_TASKS TO PERFORM_
**1.** The passage on Cameroon's rivers places the Mefou in the Basin des Fleuves Côtiers. According to the passage, why does the Mefou belong to that basin?
**2.** Retype the passage on Cameroon's rivers and the Upper Mefou Catchment, starting at "The rivers of" and ending at "is of 97&#823km².".
**3.** Write the next part of the passage on Cameroon's rivers and the Upper Mefou Catchment, picking up after its final sentence.

_DOCUMENT PASSAGE_
******
The rivers of Cameroon are grouped in two major settings and five basins. The basins of the Sanaga and the Nyong (and the small coastal rivers) are national Cameroonian rivers that do not cross a border. The three other main basins are trans‐boundary. These are the Congo Basin in the Southeast, the Niger Basin in the West and the Lake Chad Basin in the North.  

The Mefou is a right tributary of the Nyong River, so is part of the Basin des Fleuves Côtiers. The outlet of the Upper Mefou Sub‐Catchment, which is its lowest point, is located in Nkolbisson, an area in the northwest of the Cameroonian capital of Yaoundé at UTM 32, 772132, 428414 (701 m a.s.l.). The catchment area is of 97&#823km².

The geological setting of the Upper Mefou Catchment is similar to that of Yaoundé and the surrounding areas on the Southern Cameroon Plateau. The Yaoundé belt is a Meso‐ to Neo‐proterozoic  unit,  aging  from  700  to  1000  million  years  (aka  Panafricain),  on  the southern edge of the Central African Fault Belt. The belt consists of granulites and migmatitic gneisses.
******
_DATA EXTRACT_
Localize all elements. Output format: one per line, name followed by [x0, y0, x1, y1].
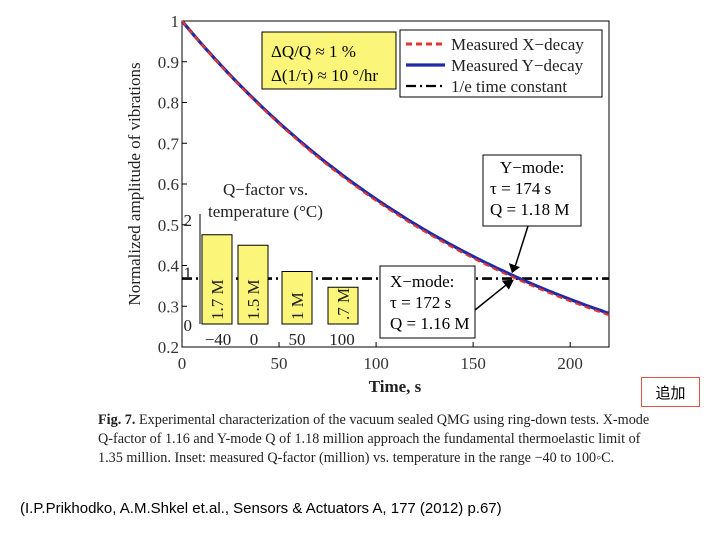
y-mode-line: τ = 174 s: [490, 179, 551, 198]
inset-x-tick-label: 100: [329, 330, 355, 349]
x-mode-line: X−mode:: [390, 272, 454, 291]
y-mode-arrow: [514, 225, 529, 268]
x-decay-series: [181, 20, 610, 317]
x-tick-label: 0: [178, 354, 187, 373]
inset-y-tick-label: 0: [184, 316, 193, 335]
x-mode-line: τ = 172 s: [390, 293, 451, 312]
x-mode-box: [379, 265, 476, 339]
inset-bar-label: 1.7 M: [208, 279, 227, 320]
inset-bar: [281, 271, 313, 325]
figure-caption: Fig. 7. Experimental characterization of…: [98, 411, 658, 468]
y-axis-label: Normalized amplitude of vibrations: [125, 62, 144, 305]
inset-y-tick-label: 1: [184, 264, 193, 283]
legend-label: Measured X−decay: [451, 35, 584, 54]
y-mode-line: Y−mode:: [500, 158, 564, 177]
y-tick-label: 0.3: [158, 297, 179, 316]
info-line-2: Δ(1/τ) ≈ 10 °/hr: [271, 66, 378, 85]
y-tick-label: 0.6: [158, 175, 179, 194]
inset-chart: Q−factor vs. temperature (°C) 0 1 2 1.7 M −40 1…: [184, 180, 359, 349]
inset-x-tick-label: 0: [250, 330, 259, 349]
y-tick-label: 0.7: [158, 134, 180, 153]
x-tick-label: 150: [460, 354, 486, 373]
inset-bar-label: .7 M: [334, 288, 353, 320]
x-mode-arrow: [474, 283, 509, 311]
info-line-1: ΔQ/Q ≈ 1 %: [271, 42, 356, 61]
y-tick-label: 0.8: [158, 94, 179, 113]
x-tick-label: 200: [557, 354, 583, 373]
y-tick-label: 0.4: [158, 257, 180, 276]
add-button[interactable]: 追加: [641, 377, 700, 407]
legend-label: 1/e time constant: [451, 77, 567, 96]
ring-down-chart: 0.20.30.40.50.60.70.80.910 50 100 150 200Tim…: [125, 12, 610, 396]
inset-bar-label: 1.5 M: [244, 279, 263, 320]
x-mode-arrowhead: [501, 279, 514, 290]
y-mode-line: Q = 1.18 M: [490, 200, 569, 219]
x-tick-label: 100: [363, 354, 389, 373]
caption-text: Experimental characterization of the vac…: [98, 412, 650, 466]
inset-x-tick-label: −40: [205, 330, 232, 349]
inset-bar: [327, 286, 359, 325]
legend: Measured X−decay Measured Y−decay 1/e time…: [399, 29, 603, 98]
caption-fig-label: Fig. 7.: [98, 412, 136, 428]
y-tick-label: 0.2: [158, 338, 179, 357]
x-tick-label: 50: [271, 354, 288, 373]
x-mode-line: Q = 1.16 M: [390, 314, 469, 333]
y-tick-label: 0.5: [158, 216, 179, 235]
legend-label: Measured Y−decay: [451, 56, 584, 75]
inset-bar: [237, 244, 269, 325]
y-mode-box: [482, 154, 582, 227]
inset-y-tick-label: 2: [184, 211, 193, 230]
inset-bar: [201, 234, 233, 325]
y-tick-label: 1: [171, 12, 180, 31]
info-box: [261, 31, 397, 90]
y-tick-label: 0.9: [158, 53, 179, 72]
inset-x-tick-label: 50: [289, 330, 306, 349]
x-axis-label: Time, s: [369, 377, 422, 396]
inset-title-1: Q−factor vs.: [223, 180, 308, 199]
y-mode-arrowhead: [508, 263, 520, 274]
source-citation: (I.P.Prikhodko, A.M.Shkel et.al., Sensor…: [20, 500, 502, 517]
inset-title-2: temperature (°C): [208, 202, 323, 221]
inset-bar-label: 1 M: [288, 292, 307, 320]
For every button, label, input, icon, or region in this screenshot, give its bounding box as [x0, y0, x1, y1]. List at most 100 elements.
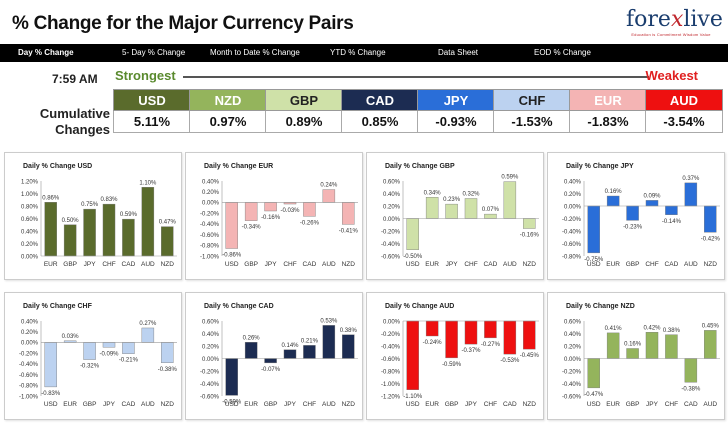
currency-name: CHF [493, 89, 571, 111]
data-label: 0.09% [643, 193, 661, 199]
bar-gbp [83, 342, 96, 360]
x-tick-label: CHF [303, 401, 316, 408]
data-label: 0.47% [159, 220, 177, 226]
nav-data-sheet[interactable]: Data Sheet [438, 48, 479, 57]
forexlive-logo[interactable]: forexlive Education is Commitment Wisdom… [626, 7, 723, 38]
cumulative-changes-label: Cumulative Changes [20, 106, 110, 138]
y-tick-label: 0.40% [564, 332, 582, 338]
bar-gbp [264, 358, 277, 364]
y-tick-label: -1.20% [381, 394, 401, 400]
nav-eod-change[interactable]: EOD % Change [534, 48, 591, 57]
x-tick-label: CAD [303, 261, 317, 268]
chart-title: Daily % Change CAD [204, 303, 274, 310]
y-tick-label: -0.40% [200, 222, 220, 228]
data-label: 0.24% [320, 183, 338, 189]
nav-mtd-change[interactable]: Month to Date % Change [210, 48, 300, 57]
x-tick-label: GBP [626, 261, 640, 268]
data-label: -0.47% [584, 392, 604, 398]
x-tick-label: USD [225, 261, 239, 268]
logo-part-x: x [670, 7, 684, 32]
x-tick-label: USD [406, 261, 420, 268]
bar-chf [645, 200, 659, 207]
x-tick-label: USD [406, 401, 420, 408]
y-tick-label: -1.00% [200, 254, 220, 260]
bar-cad [122, 218, 135, 257]
y-tick-label: 0.00% [202, 201, 220, 207]
nav-ytd-change[interactable]: YTD % Change [330, 48, 386, 57]
bar-chf [102, 203, 116, 257]
data-label: -0.37% [461, 348, 481, 354]
bar-chf [464, 198, 478, 219]
currency-name: NZD [189, 89, 267, 111]
y-tick-label: 0.00% [383, 319, 401, 325]
x-tick-label: CAD [484, 261, 498, 268]
bar-aud [141, 187, 155, 257]
y-tick-label: -0.20% [200, 369, 220, 375]
y-tick-label: 0.20% [564, 344, 582, 350]
data-label: -0.26% [300, 220, 320, 226]
data-label: -0.86% [222, 253, 242, 259]
y-tick-label: 0.60% [21, 217, 39, 223]
x-tick-label: CAD [665, 261, 679, 268]
bar-nzd [342, 334, 355, 359]
y-tick-label: -1.00% [19, 394, 39, 400]
data-label: -0.21% [119, 358, 139, 364]
bar-nzd [704, 205, 717, 233]
chart-title: Daily % Change JPY [566, 163, 634, 170]
x-tick-label: EUR [606, 401, 620, 408]
data-label: -0.45% [520, 353, 540, 359]
nav-day-change[interactable]: Day % Change [18, 48, 74, 57]
x-tick-label: EUR [244, 401, 258, 408]
data-label: 0.14% [281, 343, 299, 349]
y-tick-label: -0.20% [19, 351, 39, 357]
nav-5day-change[interactable]: 5- Day % Change [122, 48, 186, 57]
currency-cumulative-value: 5.11% [113, 111, 191, 133]
data-label: 0.26% [243, 335, 261, 341]
currency-name: EUR [569, 89, 647, 111]
data-label: -0.41% [339, 228, 359, 234]
y-tick-label: 0.00% [21, 254, 39, 260]
y-tick-label: 0.00% [21, 341, 39, 347]
chart-usd: Daily % Change USD 0.00% 0.20% 0.40% 0.60% 0.… [4, 152, 182, 280]
y-tick-label: -1.00% [381, 382, 401, 388]
data-label: -0.03% [280, 208, 300, 214]
y-tick-label: -0.40% [381, 344, 401, 350]
bar-aud [503, 181, 517, 219]
data-label: 0.45% [702, 323, 720, 329]
y-tick-label: -0.40% [562, 229, 582, 235]
currency-box-eur: EUR -1.83% [569, 89, 647, 135]
chart-nzd: Daily % Change NZD -0.60% -0.40% -0.20% 0.00… [547, 292, 725, 420]
bar-usd [406, 320, 419, 390]
currency-cumulative-value: -3.54% [645, 111, 723, 133]
y-tick-label: -0.40% [562, 382, 582, 388]
currency-name: JPY [417, 89, 495, 111]
data-label: 0.34% [424, 190, 442, 196]
y-tick-label: -0.60% [200, 233, 220, 239]
x-tick-label: CHF [645, 261, 658, 268]
x-tick-label: NZD [342, 261, 356, 268]
data-label: 0.32% [462, 192, 480, 198]
y-tick-label: -0.80% [19, 384, 39, 390]
x-tick-label: CAD [503, 401, 517, 408]
currency-name: AUD [645, 89, 723, 111]
data-label: -0.09% [99, 351, 119, 357]
data-label: 0.41% [605, 326, 623, 332]
bar-eur [44, 202, 57, 257]
logo-tagline: Education is Commitment Wisdom Value [631, 32, 711, 37]
bar-nzd [161, 342, 174, 363]
x-tick-label: NZD [523, 261, 537, 268]
bar-usd [225, 202, 238, 249]
y-tick-label: -0.40% [381, 242, 401, 248]
x-tick-label: NZD [704, 261, 718, 268]
currency-name: CAD [341, 89, 419, 111]
chart-title: Daily % Change USD [23, 163, 92, 170]
bar-eur [606, 195, 620, 207]
data-label: 0.75% [81, 202, 99, 208]
x-tick-label: EUR [606, 261, 620, 268]
x-tick-label: AUD [322, 401, 336, 408]
data-label: -0.14% [662, 219, 682, 225]
chart-title: Daily % Change EUR [204, 163, 273, 170]
data-label: -0.42% [701, 236, 721, 242]
data-label: 0.53% [320, 318, 338, 324]
x-tick-label: USD [587, 261, 601, 268]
******
_RESPONSES PER TASK_
**1.** The Mefou belongs to the Basin des Fleuves Côtiers because it is a right tributary of the Nyong River.

**2.**
The rivers of Cameroon are grouped in two major settings and five basins. The basins of the Sanaga and the Nyong (and the small coastal rivers) are national Cameroonian rivers that do not cross a border. The three other main basins are trans‐boundary. These are the Congo Basin in the Southeast, the Niger Basin in the West and the Lake Chad Basin in the North.  

The Mefou is a right tributary of the Nyong River, so is part of the Basin des Fleuves Côtiers. The outlet of the Upper Mefou Sub‐Catchment, which is its lowest point, is located in Nkolbisson, an area in the northwest of the Cameroonian capital of Yaoundé at UTM 32, 772132, 428414 (701 m a.s.l.). The catchment area is of 97&#823km².

**3.**
The  relief  of  the  Upper  Mefou  Sub‐catchment  can  be  divided  into  three  major morphological units:

  • The valley bottoms, which are covered by the rivers, floodplains, wetlands and the surrounding slopes. They are mainly located at altitude less than 725 m a.s.l. and are occupied by the Mefou Reservoir, and the densely settled areas of Nkolbission and the villages of Minkoamios, Ebot‐Mefou, and Nkolafeme.
  • The zone of the middle altitude (peneplains: 725 to 850 m a.s.l.) are rolling hills. Most of the small villages are located here.
  • The peaks from more than 850m to the highest point of the Catchment at 1221 m a.s.l. are inselbergs, made up of resistant rock residuals. Except from some rocky outcrops, they are predominantly covered by dense rainforest and are not under human use. The sources of the Mefou River are located here.

The main rivers of the Catchment are the Mefou itself and its main tributaries, which are the Zamengoé, the Nkoi, the Afeumev and the Benyam. The source of the Mefou River is located in the Mt Mbam Minkom area. Having a total length of 121 km, the Mefou joins the Nyong at Odou. A major tributary of the Mefou is the Mfoundi, which is the main drainage of Yaoundé. An important feature of the Upper Mefou (aka Mopfou) is a dam, constructed in 1969 and currently under reconstruction.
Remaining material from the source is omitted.